[Stored entries]
::::
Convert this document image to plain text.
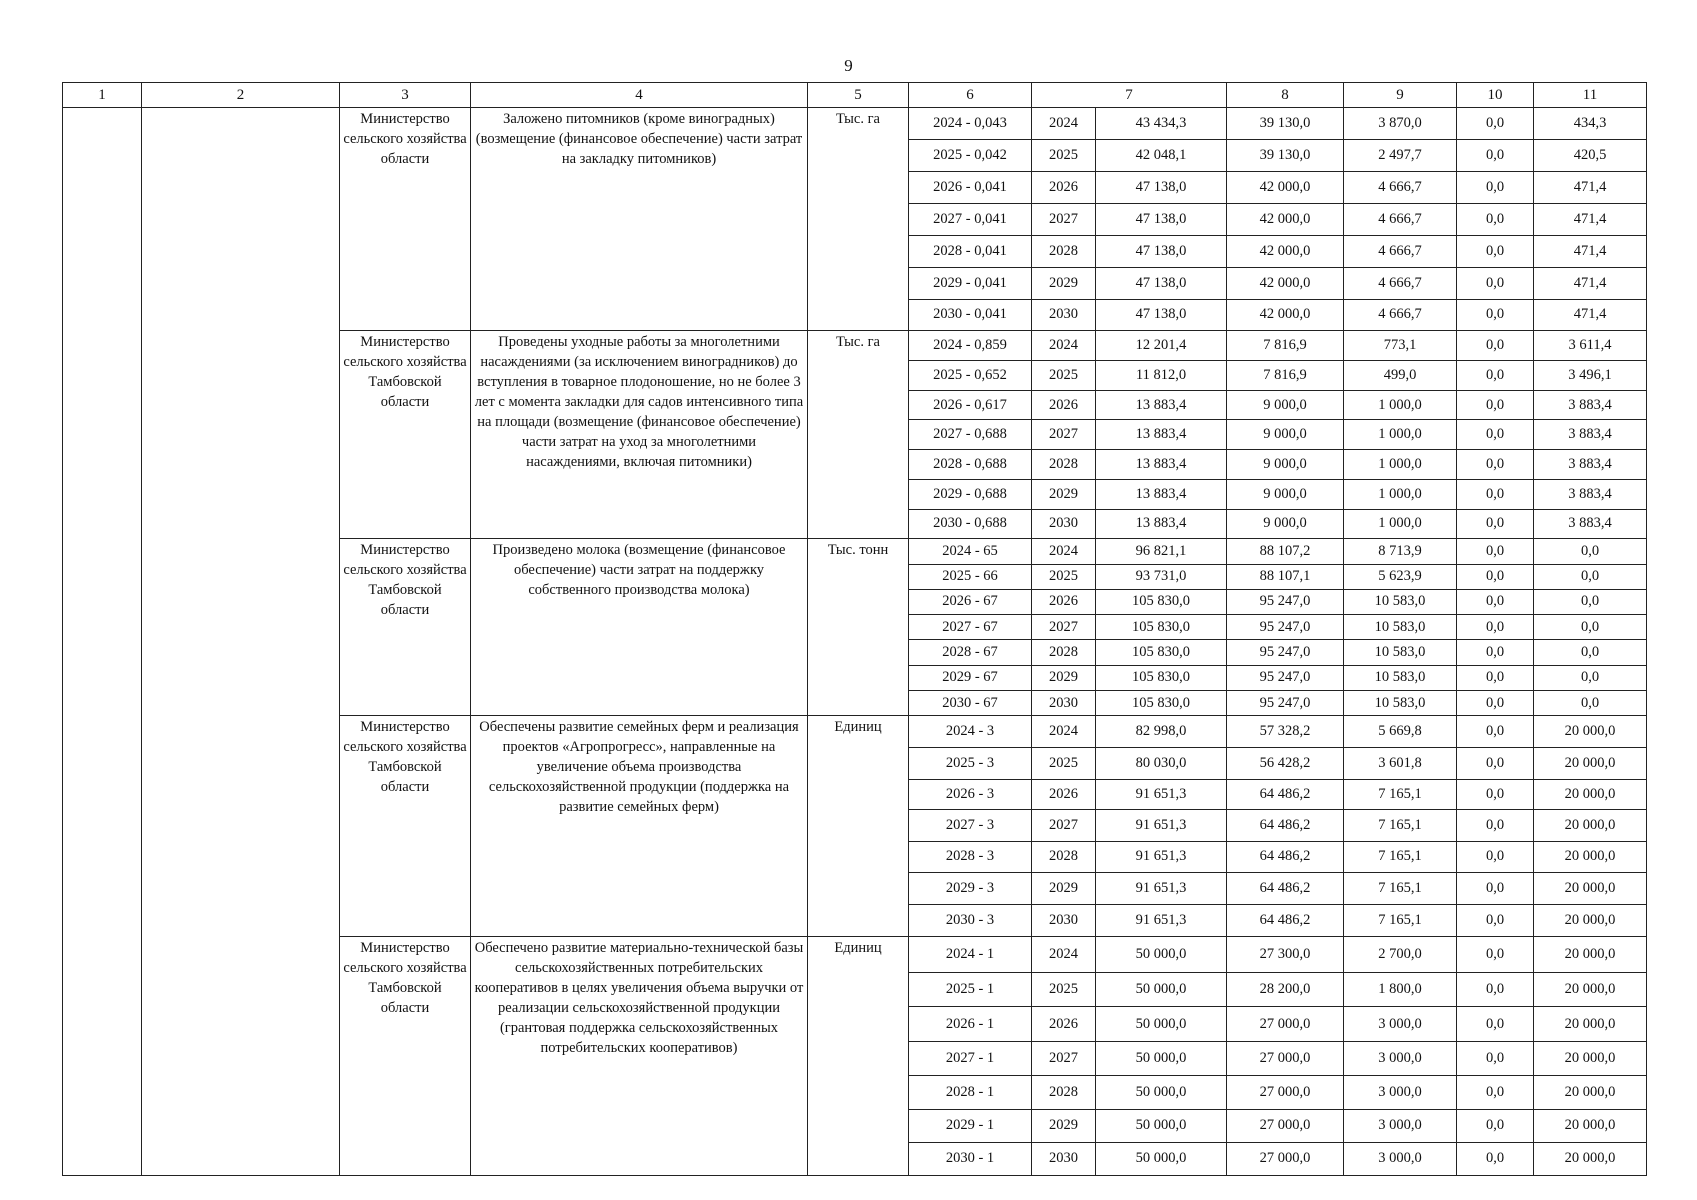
9
1	2	3	4	5	6	7		8	9	10	11
		Министерство сельского хозяйства области	Заложено питомников (кроме виноградных) (возмещение (финансовое обеспечение) части затрат на закладку питомников)	Тыс. га	2024 - 0,043	2024	43 434,3	39 130,0	3 870,0	0,0	434,3
					2025 - 0,042	2025	42 048,1	39 130,0	2 497,7	0,0	420,5
					2026 - 0,041	2026	47 138,0	42 000,0	4 666,7	0,0	471,4
					2027 - 0,041	2027	47 138,0	42 000,0	4 666,7	0,0	471,4
					2028 - 0,041	2028	47 138,0	42 000,0	4 666,7	0,0	471,4
					2029 - 0,041	2029	47 138,0	42 000,0	4 666,7	0,0	471,4
					2030 - 0,041	2030	47 138,0	42 000,0	4 666,7	0,0	471,4
		Министерство сельского хозяйства Тамбовской области	Проведены уходные работы за многолетними насаждениями (за исключением виноградников) до вступления в товарное плодоношение, но не более 3 лет с момента закладки для садов интенсивного типа на площади (возмещение (финансовое обеспечение) части затрат на уход за многолетними насаждениями, включая питомники)	Тыс. га	2024 - 0,859	2024	12 201,4	7 816,9	773,1	0,0	3 611,4
					2025 - 0,652	2025	11 812,0	7 816,9	499,0	0,0	3 496,1
					2026 - 0,617	2026	13 883,4	9 000,0	1 000,0	0,0	3 883,4
					2027 - 0,688	2027	13 883,4	9 000,0	1 000,0	0,0	3 883,4
					2028 - 0,688	2028	13 883,4	9 000,0	1 000,0	0,0	3 883,4
					2029 - 0,688	2029	13 883,4	9 000,0	1 000,0	0,0	3 883,4
					2030 - 0,688	2030	13 883,4	9 000,0	1 000,0	0,0	3 883,4
		Министерство сельского хозяйства Тамбовской области	Произведено молока (возмещение (финансовое обеспечение) части затрат на поддержку собственного производства молока)	Тыс. тонн	2024 - 65	2024	96 821,1	88 107,2	8 713,9	0,0	0,0
					2025 - 66	2025	93 731,0	88 107,1	5 623,9	0,0	0,0
					2026 - 67	2026	105 830,0	95 247,0	10 583,0	0,0	0,0
					2027 - 67	2027	105 830,0	95 247,0	10 583,0	0,0	0,0
					2028 - 67	2028	105 830,0	95 247,0	10 583,0	0,0	0,0
					2029 - 67	2029	105 830,0	95 247,0	10 583,0	0,0	0,0
					2030 - 67	2030	105 830,0	95 247,0	10 583,0	0,0	0,0
		Министерство сельского хозяйства Тамбовской области	Обеспечены развитие семейных ферм и реализация проектов «Агропрогресс», направленные на увеличение объема производства сельскохозяйственной продукции (поддержка на развитие семейных ферм)	Единиц	2024 - 3	2024	82 998,0	57 328,2	5 669,8	0,0	20 000,0
					2025 - 3	2025	80 030,0	56 428,2	3 601,8	0,0	20 000,0
					2026 - 3	2026	91 651,3	64 486,2	7 165,1	0,0	20 000,0
					2027 - 3	2027	91 651,3	64 486,2	7 165,1	0,0	20 000,0
					2028 - 3	2028	91 651,3	64 486,2	7 165,1	0,0	20 000,0
					2029 - 3	2029	91 651,3	64 486,2	7 165,1	0,0	20 000,0
					2030 - 3	2030	91 651,3	64 486,2	7 165,1	0,0	20 000,0
		Министерство сельского хозяйства Тамбовской области	Обеспечено развитие материально-технической базы сельскохозяйственных потребительских кооперативов в целях увеличения объема выручки от реализации сельскохозяйственной продукции (грантовая поддержка сельскохозяйственных потребительских кооперативов)	Единиц	2024 - 1	2024	50 000,0	27 300,0	2 700,0	0,0	20 000,0
					2025 - 1	2025	50 000,0	28 200,0	1 800,0	0,0	20 000,0
					2026 - 1	2026	50 000,0	27 000,0	3 000,0	0,0	20 000,0
					2027 - 1	2027	50 000,0	27 000,0	3 000,0	0,0	20 000,0
					2028 - 1	2028	50 000,0	27 000,0	3 000,0	0,0	20 000,0
					2029 - 1	2029	50 000,0	27 000,0	3 000,0	0,0	20 000,0
					2030 - 1	2030	50 000,0	27 000,0	3 000,0	0,0	20 000,0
::::
● TO BE DONE: From the records above, pull out every line containing the word "Единиц".

● TASK ANSWER:
		Министерство сельского хозяйства Тамбовской области	Обеспечены развитие семейных ферм и реализация проектов «Агропрогресс», направленные на увеличение объема производства сельскохозяйственной продукции (поддержка на развитие семейных ферм)	Единиц	2024 - 3	2024	82 998,0	57 328,2	5 669,8	0,0	20 000,0
		Министерство сельского хозяйства Тамбовской области	Обеспечено развитие материально-технической базы сельскохозяйственных потребительских кооперативов в целях увеличения объема выручки от реализации сельскохозяйственной продукции (грантовая поддержка сельскохозяйственных потребительских кооперативов)	Единиц	2024 - 1	2024	50 000,0	27 300,0	2 700,0	0,0	20 000,0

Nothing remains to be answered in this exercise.